-- start of Items --

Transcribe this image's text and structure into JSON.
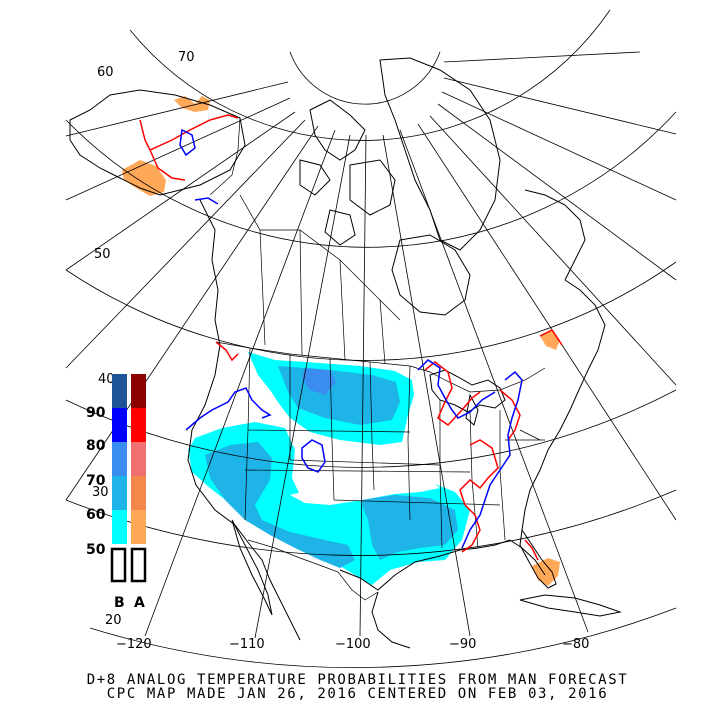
{
  "title": {
    "line1": "D+8 ANALOG TEMPERATURE PROBABILITIES FROM MAN FORECAST",
    "line2": "CPC MAP MADE JAN 26, 2016 CENTERED ON FEB 03, 2016"
  },
  "graticule": {
    "longitude_labels": [
      "−120",
      "−110",
      "−100",
      "−90",
      "−80"
    ],
    "latitude_labels": [
      "20",
      "30",
      "40",
      "50",
      "60",
      "70"
    ]
  },
  "legend": {
    "levels": [
      "90",
      "80",
      "70",
      "60",
      "50"
    ],
    "below_label": "B",
    "above_label": "A",
    "below_colors": [
      "#1f5596",
      "#0000ff",
      "#3a8cf0",
      "#1eb4e8",
      "#00ffff"
    ],
    "above_colors": [
      "#8b0000",
      "#ff0000",
      "#f07070",
      "#f4884a",
      "#ffa858"
    ]
  },
  "colors": {
    "below_50": "#00ffff",
    "below_60": "#1eb4e8",
    "below_70": "#3a8cf0",
    "above_50": "#ffa858",
    "contour_below": "#0000ff",
    "contour_above": "#ff0000"
  }
}
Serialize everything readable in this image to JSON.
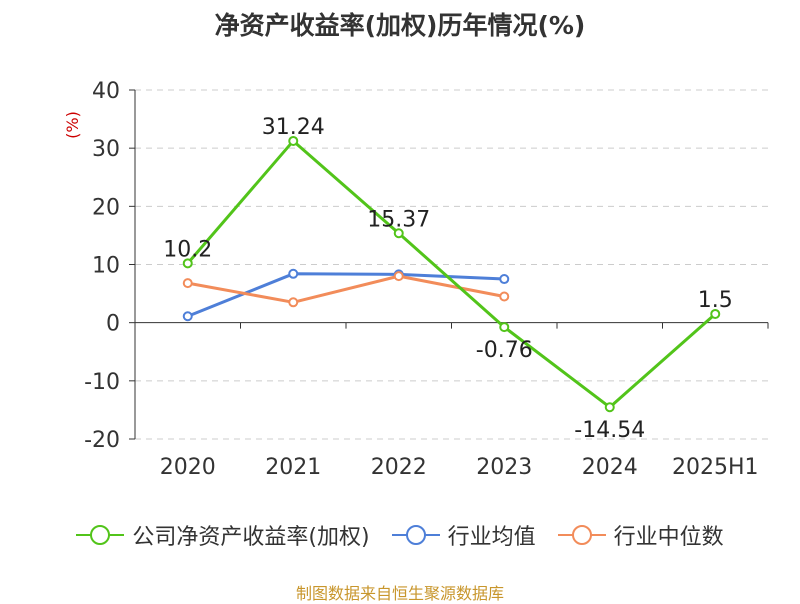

-- end of Items --

Each line of the data should be quoted exactly, with pictures left out.

Transcribe this image's text and structure into JSON.
{
  "title": {
    "line1": "D+8 ANALOG TEMPERATURE PROBABILITIES FROM MAN FORECAST",
    "line2": "CPC MAP MADE JAN 26, 2016 CENTERED ON FEB 03, 2016"
  },
  "graticule": {
    "longitude_labels": [
      "−120",
      "−110",
      "−100",
      "−90",
      "−80"
    ],
    "latitude_labels": [
      "20",
      "30",
      "40",
      "50",
      "60",
      "70"
    ]
  },
  "legend": {
    "levels": [
      "90",
      "80",
      "70",
      "60",
      "50"
    ],
    "below_label": "B",
    "above_label": "A",
    "below_colors": [
      "#1f5596",
      "#0000ff",
      "#3a8cf0",
      "#1eb4e8",
      "#00ffff"
    ],
    "above_colors": [
      "#8b0000",
      "#ff0000",
      "#f07070",
      "#f4884a",
      "#ffa858"
    ]
  },
  "colors": {
    "below_50": "#00ffff",
    "below_60": "#1eb4e8",
    "below_70": "#3a8cf0",
    "above_50": "#ffa858",
    "contour_below": "#0000ff",
    "contour_above": "#ff0000"
  }
}
Serialize everything readable in this image to JSON.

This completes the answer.